Quote the records beneath, complete and exact. Leave out images.
Start of Task material
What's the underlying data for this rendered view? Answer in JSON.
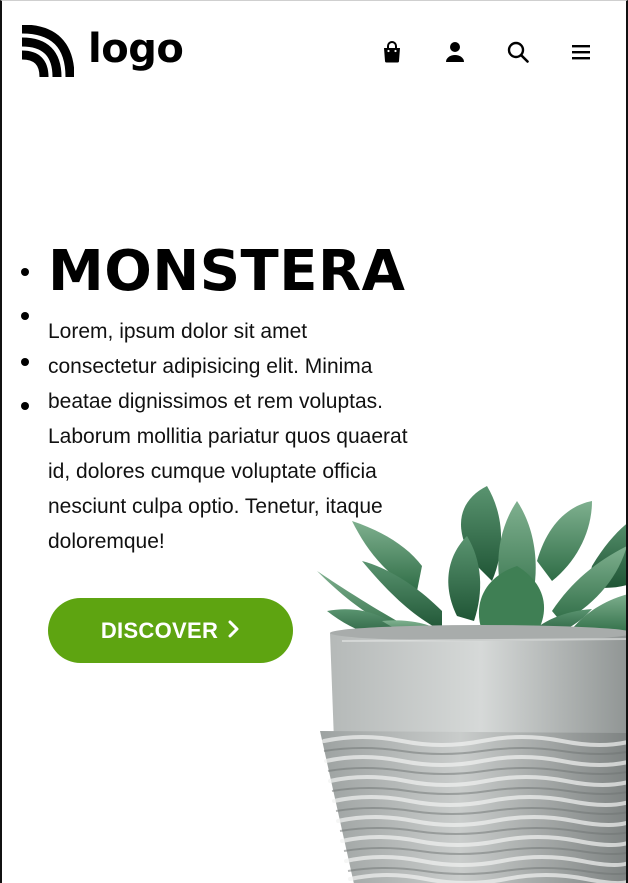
{
  "header": {
    "logo_text": "logo",
    "icons": [
      "shopping-bag-icon",
      "user-icon",
      "search-icon",
      "menu-icon"
    ]
  },
  "hero": {
    "title": "MONSTERA",
    "description": "Lorem, ipsum dolor sit amet consectetur adipisicing elit. Minima beatae dignissimos et rem voluptas. Laborum mollitia pariatur quos quaerat id, dolores cumque voluptate officia nesciunt culpa optio. Tenetur, itaque doloremque!",
    "button_label": "DISCOVER",
    "button_icon": "chevron-right-icon"
  },
  "colors": {
    "accent": "#5ea411",
    "text": "#000000",
    "background": "#ffffff"
  }
}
End of Task material
**Exercise solution**.
What's the underlying data for this rendered view? Answer in JSON.
{
  "header": {
    "logo_text": "logo",
    "icons": [
      "shopping-bag-icon",
      "user-icon",
      "search-icon",
      "menu-icon"
    ]
  },
  "hero": {
    "title": "MONSTERA",
    "description": "Lorem, ipsum dolor sit amet consectetur adipisicing elit. Minima beatae dignissimos et rem voluptas. Laborum mollitia pariatur quos quaerat id, dolores cumque voluptate officia nesciunt culpa optio. Tenetur, itaque doloremque!",
    "button_label": "DISCOVER",
    "button_icon": "chevron-right-icon"
  },
  "colors": {
    "accent": "#5ea411",
    "text": "#000000",
    "background": "#ffffff"
  }
}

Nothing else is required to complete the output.